Stored data:

+ + + + +

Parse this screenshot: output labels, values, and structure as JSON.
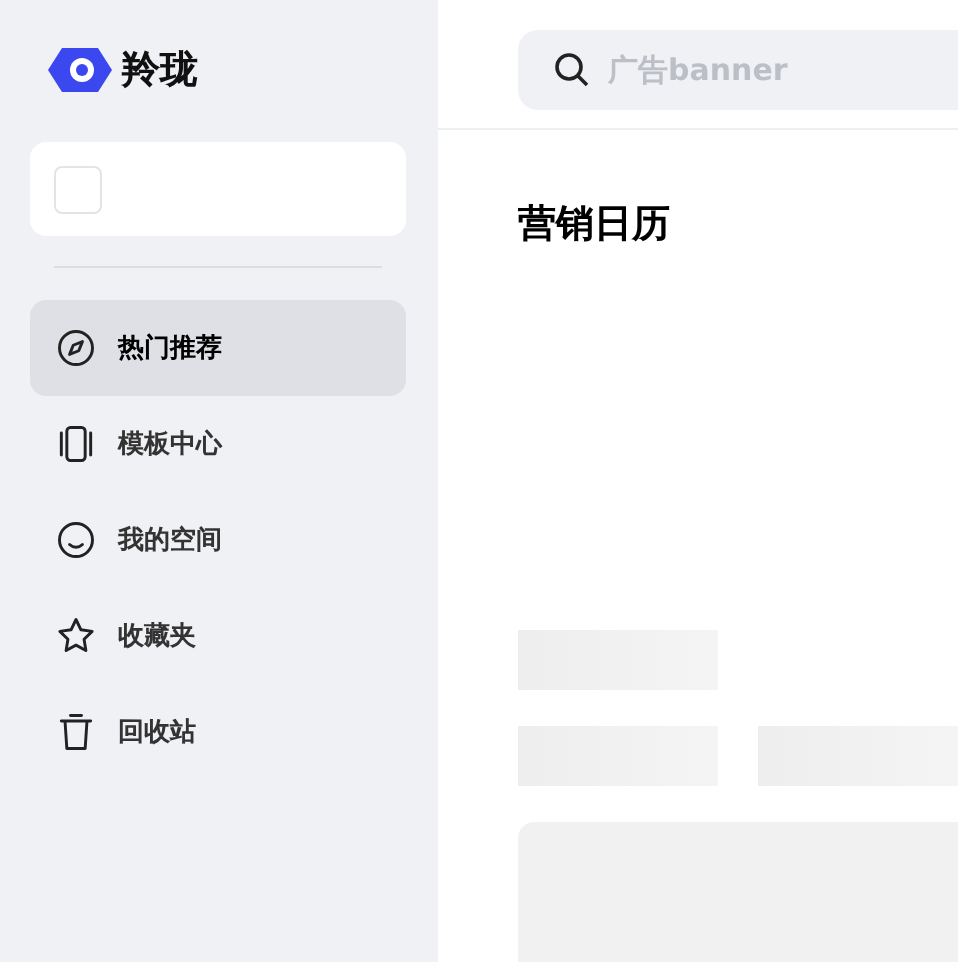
{
  "logo": {
    "name": "羚珑"
  },
  "nav": [
    {
      "label": "热门推荐",
      "selected": true
    },
    {
      "label": "模板中心",
      "selected": false
    },
    {
      "label": "我的空间",
      "selected": false
    },
    {
      "label": "收藏夹",
      "selected": false
    },
    {
      "label": "回收站",
      "selected": false
    }
  ],
  "search": {
    "placeholder": "广告banner"
  },
  "section": {
    "title": "营销日历"
  }
}
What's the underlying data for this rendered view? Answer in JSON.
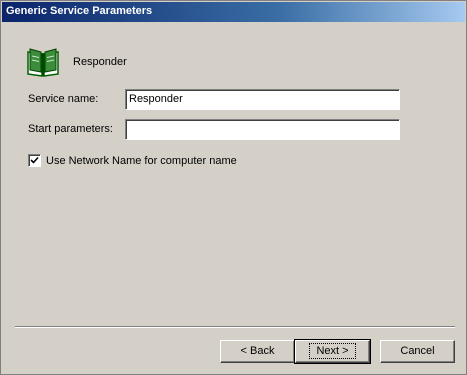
{
  "window": {
    "title": "Generic Service Parameters"
  },
  "header": {
    "label": "Responder",
    "icon": "book-icon"
  },
  "form": {
    "service_name_label": "Service name:",
    "service_name_value": "Responder",
    "start_params_label": "Start parameters:",
    "start_params_value": "",
    "use_network_name_label": "Use Network Name for computer name",
    "use_network_name_checked": true
  },
  "buttons": {
    "back": "< Back",
    "next": "Next >",
    "cancel": "Cancel"
  },
  "colors": {
    "titlebar_start": "#0a246a",
    "titlebar_end": "#a6caf0",
    "face": "#d4d0c8"
  }
}
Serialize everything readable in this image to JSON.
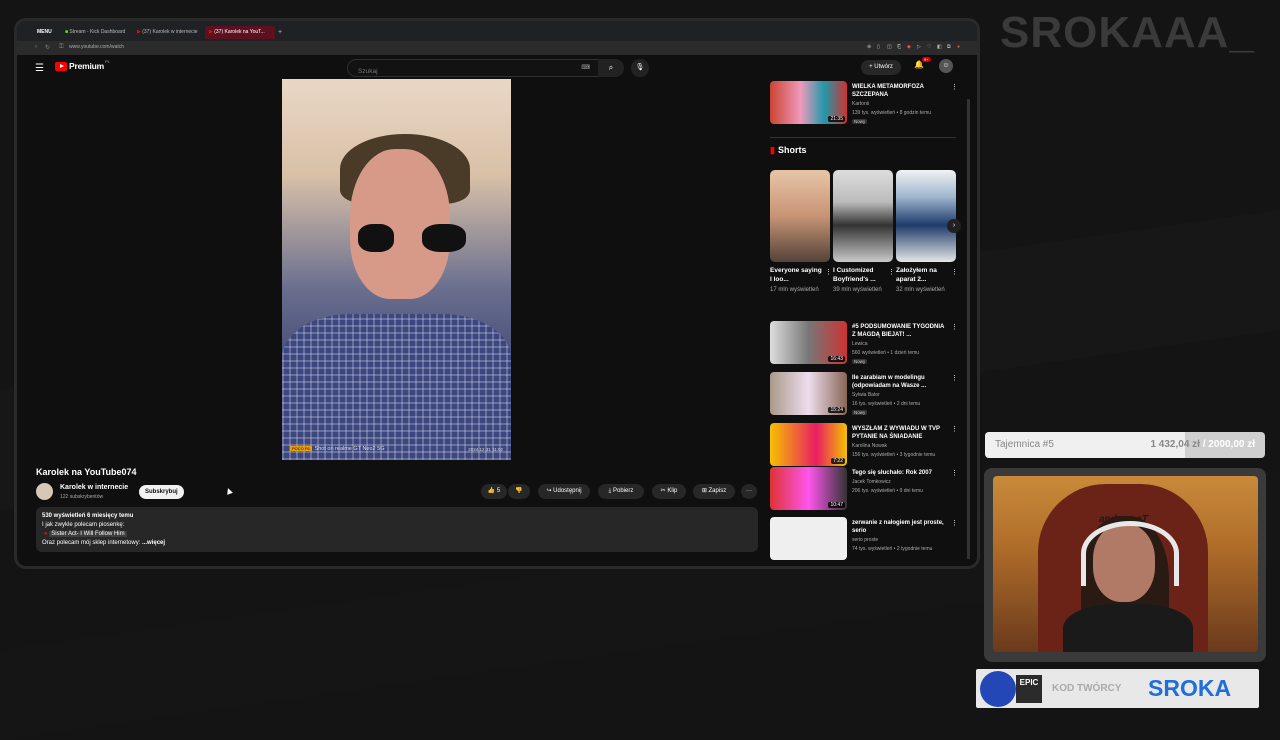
{
  "browser": {
    "tabs": [
      {
        "label": "MENU"
      },
      {
        "label": "Stream - Kick Dashboard"
      },
      {
        "label": "(37) Karolek w internecie"
      },
      {
        "label": "(37) Karolek na YouT..."
      }
    ],
    "new_tab": "+",
    "url": "www.youtube.com/watch"
  },
  "yt": {
    "brand": "Premium",
    "brand_suffix": "PL",
    "search_placeholder": "Szukaj",
    "create_label": "Utwórz",
    "notif_count": "9+"
  },
  "video": {
    "watermark_tag": "POCO F6",
    "watermark": "Shot on realme GT Neo2 5G",
    "watermark_date": "2024.12.31 11:02",
    "title": "Karolek na YouTube074",
    "channel": "Karolek w internecie",
    "subscribers": "122 subskrybentów",
    "subscribe_label": "Subskrybuj",
    "likes": "5",
    "share_label": "Udostępnij",
    "download_label": "Pobierz",
    "clip_label": "Klip",
    "save_label": "Zapisz",
    "more_label": "···"
  },
  "description": {
    "stats": "530 wyświetleń  6 miesięcy temu",
    "line1": "I jak zwykle polecam piosenkę:",
    "line2": "Sister Act- I Will Follow Him",
    "line3": "Oraz polecam mój sklep internetowy:",
    "more": "...więcej"
  },
  "sidebar": {
    "top_video": {
      "title": "WIELKA METAMORFOZA SZCZEPANA",
      "channel": "Kartonii",
      "meta": "139 tys. wyświetleń • 8 godzin temu",
      "badge": "Nowy",
      "duration": "21:35"
    },
    "shorts_heading": "Shorts",
    "shorts": [
      {
        "title": "Everyone saying I loo...",
        "views": "17 mln wyświetleń"
      },
      {
        "title": "I Customized Boyfriend's ...",
        "views": "39 mln wyświetleń"
      },
      {
        "title": "Założyłem na aparat 2...",
        "views": "32 mln wyświetleń"
      }
    ],
    "videos": [
      {
        "title": "#5 PODSUMOWANIE TYGODNIA Z MAGDĄ BIEJAT! ...",
        "channel": "Lewica",
        "meta": "560 wyświetleń • 1 dzień temu",
        "badge": "Nowy",
        "duration": "16:43"
      },
      {
        "title": "Ile zarabiam w modelingu (odpowiadam na Wasze ...",
        "channel": "Sylwia Bator",
        "meta": "16 tys. wyświetleń • 2 dni temu",
        "badge": "Nowy",
        "duration": "15:24"
      },
      {
        "title": "WYSZŁAM Z WYWIADU W TVP PYTANIE NA ŚNIADANIE",
        "channel": "Karolina Nowak",
        "meta": "156 tys. wyświetleń • 3 tygodnie temu",
        "badge": "",
        "duration": "7:22"
      },
      {
        "title": "Tego się słuchało: Rok 2007",
        "channel": "Jacek Tomkowicz",
        "meta": "206 tys. wyświetleń • 9 dni temu",
        "badge": "",
        "duration": "10:47"
      },
      {
        "title": "zerwanie z nałogiem jest proste, serio",
        "channel": "serio proste",
        "meta": "74 tys. wyświetleń • 2 tygodnie temu",
        "badge": "",
        "duration": ""
      }
    ]
  },
  "overlay": {
    "logo": "SROKAAA_",
    "goal_label": "Tajemnica #5",
    "goal_current": "1 432,04 zł",
    "goal_total": "/ 2000,00 zł",
    "goal_progress": 0.716,
    "chair_text": "anda seaT",
    "code_label": "KOD TWÓRCY",
    "code_value": "SROKA",
    "epic_logo": "EPIC"
  },
  "colors": {
    "yt_red": "#ff0000",
    "code_blue": "#1e6fd9",
    "active_tab": "#5c1020"
  }
}
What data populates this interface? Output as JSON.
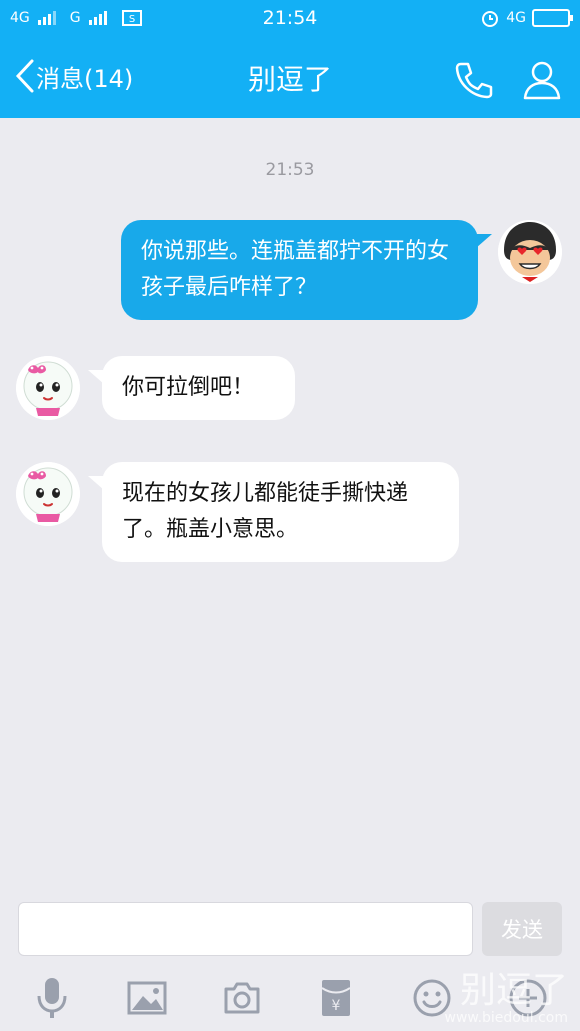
{
  "status_bar": {
    "network1": "4G",
    "network2": "G",
    "time": "21:54",
    "network3": "4G"
  },
  "nav": {
    "back_label": "消息(14)",
    "title": "别逗了"
  },
  "chat": {
    "timestamp": "21:53",
    "messages": [
      {
        "direction": "out",
        "text": "你说那些。连瓶盖都拧不开的女孩子最后咋样了？"
      },
      {
        "direction": "in",
        "text": "你可拉倒吧！"
      },
      {
        "direction": "in",
        "text": "现在的女孩儿都能徒手撕快递了。瓶盖小意思。"
      }
    ]
  },
  "composer": {
    "input_value": "",
    "send_label": "发送"
  },
  "toolbar": {
    "icons": [
      "microphone-icon",
      "image-icon",
      "camera-icon",
      "red-packet-icon",
      "emoji-icon",
      "plus-icon"
    ]
  },
  "watermark": {
    "text": "别逗了",
    "url": "www.biedoul.com"
  },
  "colors": {
    "accent": "#13b0f5",
    "outgoing_bubble": "#18a9ea",
    "background": "#ebebf0"
  }
}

+ + + + +

## Directions for this task
Reproduce the data verbatim. Do not carry any picture into the copy.

## Expected output
Parse this screenshot: output labels, values, and structure as JSON.
{
  "logo": {
    "name": "羚珑"
  },
  "nav": [
    {
      "label": "热门推荐",
      "selected": true
    },
    {
      "label": "模板中心",
      "selected": false
    },
    {
      "label": "我的空间",
      "selected": false
    },
    {
      "label": "收藏夹",
      "selected": false
    },
    {
      "label": "回收站",
      "selected": false
    }
  ],
  "search": {
    "placeholder": "广告banner"
  },
  "section": {
    "title": "营销日历"
  }
}
What's the underlying data for this rendered view? Answer in JSON.
{
  "window": {
    "title": "Generic Service Parameters"
  },
  "header": {
    "label": "Responder",
    "icon": "book-icon"
  },
  "form": {
    "service_name_label": "Service name:",
    "service_name_value": "Responder",
    "start_params_label": "Start parameters:",
    "start_params_value": "",
    "use_network_name_label": "Use Network Name for computer name",
    "use_network_name_checked": true
  },
  "buttons": {
    "back": "< Back",
    "next": "Next >",
    "cancel": "Cancel"
  },
  "colors": {
    "titlebar_start": "#0a246a",
    "titlebar_end": "#a6caf0",
    "face": "#d4d0c8"
  }
}
Serialize everything readable in this image to JSON.
{
  "browser": {
    "tabs": [
      {
        "label": "MENU"
      },
      {
        "label": "Stream - Kick Dashboard"
      },
      {
        "label": "(37) Karolek w internecie"
      },
      {
        "label": "(37) Karolek na YouT..."
      }
    ],
    "new_tab": "+",
    "url": "www.youtube.com/watch"
  },
  "yt": {
    "brand": "Premium",
    "brand_suffix": "PL",
    "search_placeholder": "Szukaj",
    "create_label": "Utwórz",
    "notif_count": "9+"
  },
  "video": {
    "watermark_tag": "POCO F6",
    "watermark": "Shot on realme GT Neo2 5G",
    "watermark_date": "2024.12.31 11:02",
    "title": "Karolek na YouTube074",
    "channel": "Karolek w internecie",
    "subscribers": "122 subskrybentów",
    "subscribe_label": "Subskrybuj",
    "likes": "5",
    "share_label": "Udostępnij",
    "download_label": "Pobierz",
    "clip_label": "Klip",
    "save_label": "Zapisz",
    "more_label": "···"
  },
  "description": {
    "stats": "530 wyświetleń  6 miesięcy temu",
    "line1": "I jak zwykle polecam piosenkę:",
    "line2": "Sister Act- I Will Follow Him",
    "line3": "Oraz polecam mój sklep internetowy:",
    "more": "...więcej"
  },
  "sidebar": {
    "top_video": {
      "title": "WIELKA METAMORFOZA SZCZEPANA",
      "channel": "Kartonii",
      "meta": "139 tys. wyświetleń • 8 godzin temu",
      "badge": "Nowy",
      "duration": "21:35"
    },
    "shorts_heading": "Shorts",
    "shorts": [
      {
        "title": "Everyone saying I loo...",
        "views": "17 mln wyświetleń"
      },
      {
        "title": "I Customized Boyfriend's ...",
        "views": "39 mln wyświetleń"
      },
      {
        "title": "Założyłem na aparat 2...",
        "views": "32 mln wyświetleń"
      }
    ],
    "videos": [
      {
        "title": "#5 PODSUMOWANIE TYGODNIA Z MAGDĄ BIEJAT! ...",
        "channel": "Lewica",
        "meta": "560 wyświetleń • 1 dzień temu",
        "badge": "Nowy",
        "duration": "16:43"
      },
      {
        "title": "Ile zarabiam w modelingu (odpowiadam na Wasze ...",
        "channel": "Sylwia Bator",
        "meta": "16 tys. wyświetleń • 2 dni temu",
        "badge": "Nowy",
        "duration": "15:24"
      },
      {
        "title": "WYSZŁAM Z WYWIADU W TVP PYTANIE NA ŚNIADANIE",
        "channel": "Karolina Nowak",
        "meta": "156 tys. wyświetleń • 3 tygodnie temu",
        "badge": "",
        "duration": "7:22"
      },
      {
        "title": "Tego się słuchało: Rok 2007",
        "channel": "Jacek Tomkowicz",
        "meta": "206 tys. wyświetleń • 9 dni temu",
        "badge": "",
        "duration": "10:47"
      },
      {
        "title": "zerwanie z nałogiem jest proste, serio",
        "channel": "serio proste",
        "meta": "74 tys. wyświetleń • 2 tygodnie temu",
        "badge": "",
        "duration": ""
      }
    ]
  },
  "overlay": {
    "logo": "SROKAAA_",
    "goal_label": "Tajemnica #5",
    "goal_current": "1 432,04 zł",
    "goal_total": "/ 2000,00 zł",
    "goal_progress": 0.716,
    "chair_text": "anda seaT",
    "code_label": "KOD TWÓRCY",
    "code_value": "SROKA",
    "epic_logo": "EPIC"
  },
  "colors": {
    "yt_red": "#ff0000",
    "code_blue": "#1e6fd9",
    "active_tab": "#5c1020"
  }
}
What data populates this interface? Output as JSON.
{
  "status_bar": {
    "network1": "4G",
    "network2": "G",
    "time": "21:54",
    "network3": "4G"
  },
  "nav": {
    "back_label": "消息(14)",
    "title": "别逗了"
  },
  "chat": {
    "timestamp": "21:53",
    "messages": [
      {
        "direction": "out",
        "text": "你说那些。连瓶盖都拧不开的女孩子最后咋样了？"
      },
      {
        "direction": "in",
        "text": "你可拉倒吧！"
      },
      {
        "direction": "in",
        "text": "现在的女孩儿都能徒手撕快递了。瓶盖小意思。"
      }
    ]
  },
  "composer": {
    "input_value": "",
    "send_label": "发送"
  },
  "toolbar": {
    "icons": [
      "microphone-icon",
      "image-icon",
      "camera-icon",
      "red-packet-icon",
      "emoji-icon",
      "plus-icon"
    ]
  },
  "watermark": {
    "text": "别逗了",
    "url": "www.biedoul.com"
  },
  "colors": {
    "accent": "#13b0f5",
    "outgoing_bubble": "#18a9ea",
    "background": "#ebebf0"
  }
}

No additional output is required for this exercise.